* [WRITTEN PROBLEM]:
Below is a set of records; print all of them exactly as written.

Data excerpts

## start

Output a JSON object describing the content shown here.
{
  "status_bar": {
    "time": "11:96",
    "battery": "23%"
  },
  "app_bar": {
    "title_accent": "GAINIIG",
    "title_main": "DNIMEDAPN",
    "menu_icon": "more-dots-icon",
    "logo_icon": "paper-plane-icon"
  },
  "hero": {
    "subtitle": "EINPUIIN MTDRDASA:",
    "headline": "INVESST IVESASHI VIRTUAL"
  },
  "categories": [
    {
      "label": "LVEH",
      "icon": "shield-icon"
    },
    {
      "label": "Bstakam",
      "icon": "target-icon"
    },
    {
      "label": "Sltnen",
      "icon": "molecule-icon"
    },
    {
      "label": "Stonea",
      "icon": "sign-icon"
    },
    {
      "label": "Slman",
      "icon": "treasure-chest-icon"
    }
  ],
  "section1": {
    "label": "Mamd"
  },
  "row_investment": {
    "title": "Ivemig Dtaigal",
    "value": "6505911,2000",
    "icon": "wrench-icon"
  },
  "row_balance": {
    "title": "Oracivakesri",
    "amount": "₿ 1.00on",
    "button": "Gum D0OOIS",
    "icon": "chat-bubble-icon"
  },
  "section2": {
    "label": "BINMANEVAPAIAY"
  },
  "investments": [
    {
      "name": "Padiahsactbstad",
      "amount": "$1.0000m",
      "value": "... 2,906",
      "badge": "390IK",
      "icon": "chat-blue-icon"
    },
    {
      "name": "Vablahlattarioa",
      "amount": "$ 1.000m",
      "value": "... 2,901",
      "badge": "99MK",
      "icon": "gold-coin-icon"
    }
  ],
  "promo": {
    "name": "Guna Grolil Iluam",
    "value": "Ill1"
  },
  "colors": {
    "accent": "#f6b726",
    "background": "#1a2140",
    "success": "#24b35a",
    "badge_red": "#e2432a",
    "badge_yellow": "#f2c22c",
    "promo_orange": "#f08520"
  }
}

## end

* [RESPONSE]:
Output a JSON object describing the content shown here.
{
  "status_bar": {
    "time": "11:96",
    "battery": "23%"
  },
  "app_bar": {
    "title_accent": "GAINIIG",
    "title_main": "DNIMEDAPN",
    "menu_icon": "more-dots-icon",
    "logo_icon": "paper-plane-icon"
  },
  "hero": {
    "subtitle": "EINPUIIN MTDRDASA:",
    "headline": "INVESST IVESASHI VIRTUAL"
  },
  "categories": [
    {
      "label": "LVEH",
      "icon": "shield-icon"
    },
    {
      "label": "Bstakam",
      "icon": "target-icon"
    },
    {
      "label": "Sltnen",
      "icon": "molecule-icon"
    },
    {
      "label": "Stonea",
      "icon": "sign-icon"
    },
    {
      "label": "Slman",
      "icon": "treasure-chest-icon"
    }
  ],
  "section1": {
    "label": "Mamd"
  },
  "row_investment": {
    "title": "Ivemig Dtaigal",
    "value": "6505911,2000",
    "icon": "wrench-icon"
  },
  "row_balance": {
    "title": "Oracivakesri",
    "amount": "₿ 1.00on",
    "button": "Gum D0OOIS",
    "icon": "chat-bubble-icon"
  },
  "section2": {
    "label": "BINMANEVAPAIAY"
  },
  "investments": [
    {
      "name": "Padiahsactbstad",
      "amount": "$1.0000m",
      "value": "... 2,906",
      "badge": "390IK",
      "icon": "chat-blue-icon"
    },
    {
      "name": "Vablahlattarioa",
      "amount": "$ 1.000m",
      "value": "... 2,901",
      "badge": "99MK",
      "icon": "gold-coin-icon"
    }
  ],
  "promo": {
    "name": "Guna Grolil Iluam",
    "value": "Ill1"
  },
  "colors": {
    "accent": "#f6b726",
    "background": "#1a2140",
    "success": "#24b35a",
    "badge_red": "#e2432a",
    "badge_yellow": "#f2c22c",
    "promo_orange": "#f08520"
  }
}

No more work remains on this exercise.